Stated problem — Report back each line of the records that contains the string "kinh".

Records for the exercise —
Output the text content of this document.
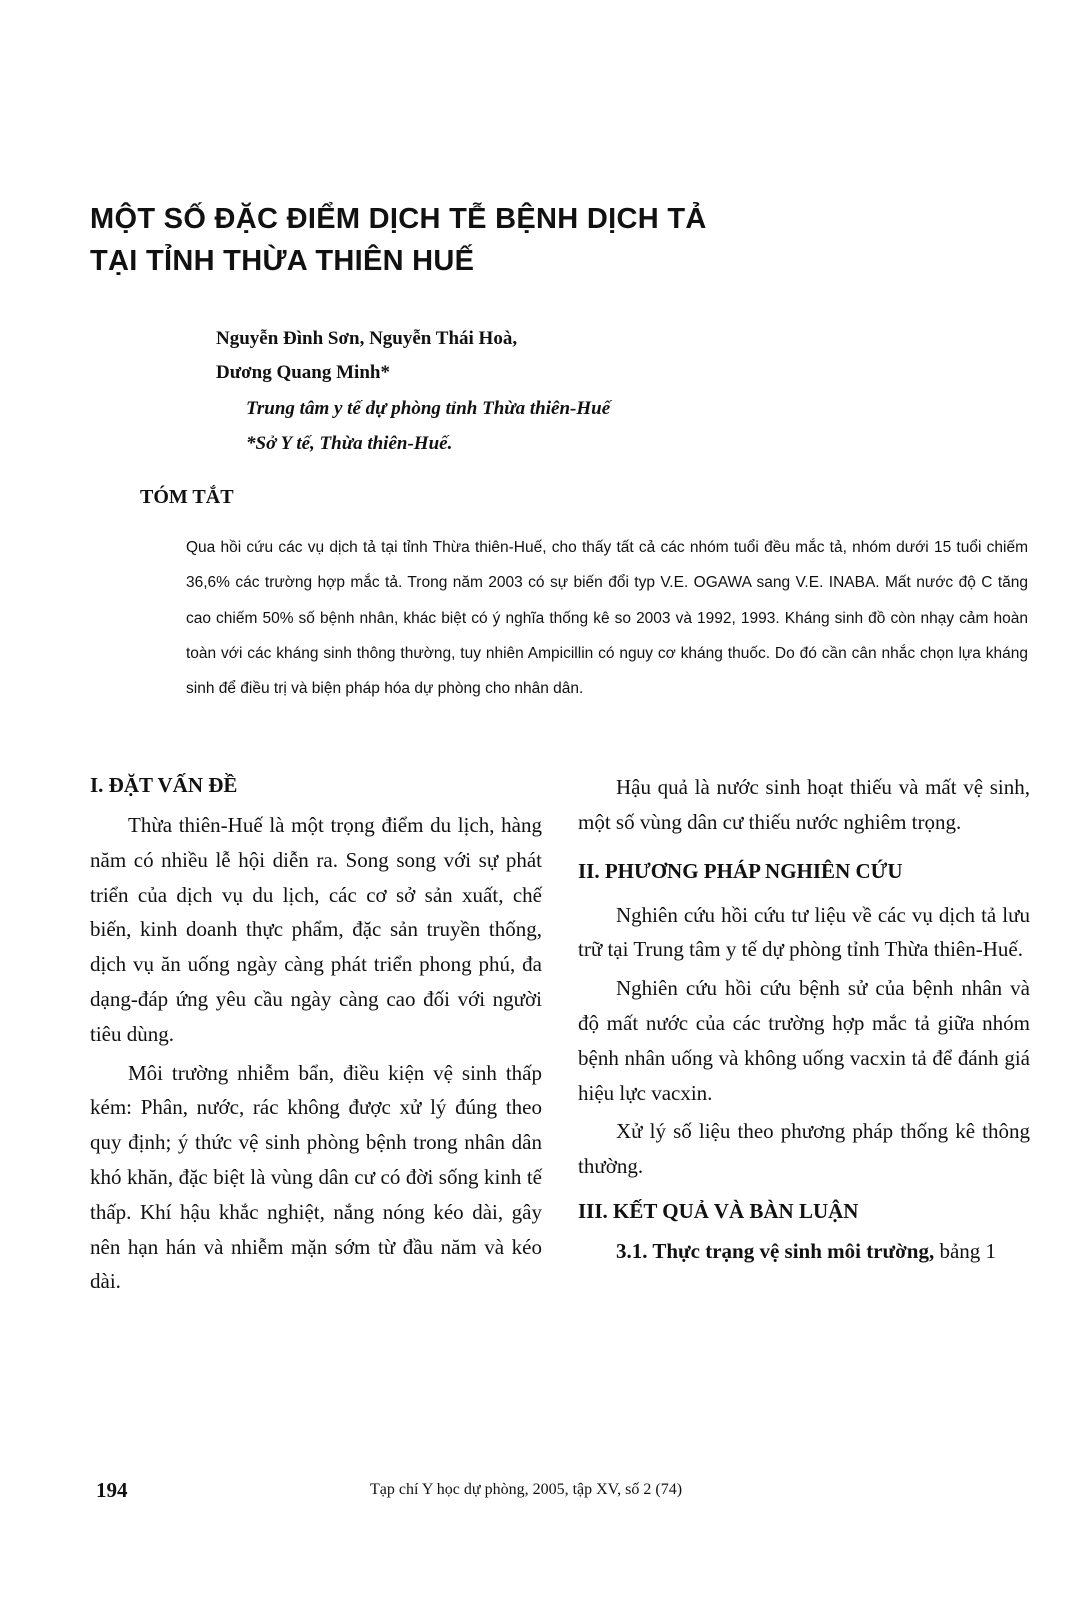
MỘT SỐ ĐẶC ĐIỂM DỊCH TỄ BỆNH DỊCH TẢ
TẠI TỈNH THỪA THIÊN HUẾ
Nguyễn Đình Sơn, Nguyễn Thái Hoà,
Dương Quang Minh*
Trung tâm y tế dự phòng tỉnh Thừa thiên-Huế
*Sở Y tế, Thừa thiên-Huế.
TÓM TẮT
Qua hồi cứu các vụ dịch tả tại tỉnh Thừa thiên-Huế, cho thấy tất cả các nhóm tuổi đều mắc tả, nhóm dưới 15 tuổi chiếm 36,6% các trường hợp mắc tả. Trong năm 2003 có sự biến đổi typ V.E. OGAWA sang V.E. INABA. Mất nước độ C tăng cao chiếm 50% số bệnh nhân, khác biệt có ý nghĩa thống kê so 2003 và 1992, 1993. Kháng sinh đồ còn nhạy cảm hoàn toàn với các kháng sinh thông thường, tuy nhiên Ampicillin có nguy cơ kháng thuốc. Do đó cần cân nhắc chọn lựa kháng sinh để điều trị và biện pháp hóa dự phòng cho nhân dân.
I. ĐẶT VẤN ĐỀ

Thừa thiên-Huế là một trọng điểm du lịch, hàng năm có nhiều lễ hội diễn ra. Song song với sự phát triển của dịch vụ du lịch, các cơ sở sản xuất, chế biến, kinh doanh thực phẩm, đặc sản truyền thống, dịch vụ ăn uống ngày càng phát triển phong phú, đa dạng-đáp ứng yêu cầu ngày càng cao đối với người tiêu dùng.

Môi trường nhiễm bẩn, điều kiện vệ sinh thấp kém: Phân, nước, rác không được xử lý đúng theo quy định; ý thức vệ sinh phòng bệnh trong nhân dân khó khăn, đặc biệt là vùng dân cư có đời sống kinh tế thấp. Khí hậu khắc nghiệt, nắng nóng kéo dài, gây nên hạn hán và nhiễm mặn sớm từ đầu năm và kéo dài.

Hậu quả là nước sinh hoạt thiếu và mất vệ sinh, một số vùng dân cư thiếu nước nghiêm trọng.

II. PHƯƠNG PHÁP NGHIÊN CỨU

Nghiên cứu hồi cứu tư liệu về các vụ dịch tả lưu trữ tại Trung tâm y tế dự phòng tỉnh Thừa thiên-Huế.

Nghiên cứu hồi cứu bệnh sử của bệnh nhân và độ mất nước của các trường hợp mắc tả giữa nhóm bệnh nhân uống và không uống vacxin tả để đánh giá hiệu lực vacxin.

Xử lý số liệu theo phương pháp thống kê thông thường.

III. KẾT QUẢ VÀ BÀN LUẬN

3.1. Thực trạng vệ sinh môi trường, bảng 1

194	Tạp chí Y học dự phòng, 2005, tập XV, số 2 (74)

Result of this task —
Thừa thiên-Huế là một trọng điểm du lịch, hàng năm có nhiều lễ hội diễn ra. Song song với sự phát triển của dịch vụ du lịch, các cơ sở sản xuất, chế biến, kinh doanh thực phẩm, đặc sản truyền thống, dịch vụ ăn uống ngày càng phát triển phong phú, đa dạng-đáp ứng yêu cầu ngày càng cao đối với người tiêu dùng.
Môi trường nhiễm bẩn, điều kiện vệ sinh thấp kém: Phân, nước, rác không được xử lý đúng theo quy định; ý thức vệ sinh phòng bệnh trong nhân dân khó khăn, đặc biệt là vùng dân cư có đời sống kinh tế thấp. Khí hậu khắc nghiệt, nắng nóng kéo dài, gây nên hạn hán và nhiễm mặn sớm từ đầu năm và kéo dài.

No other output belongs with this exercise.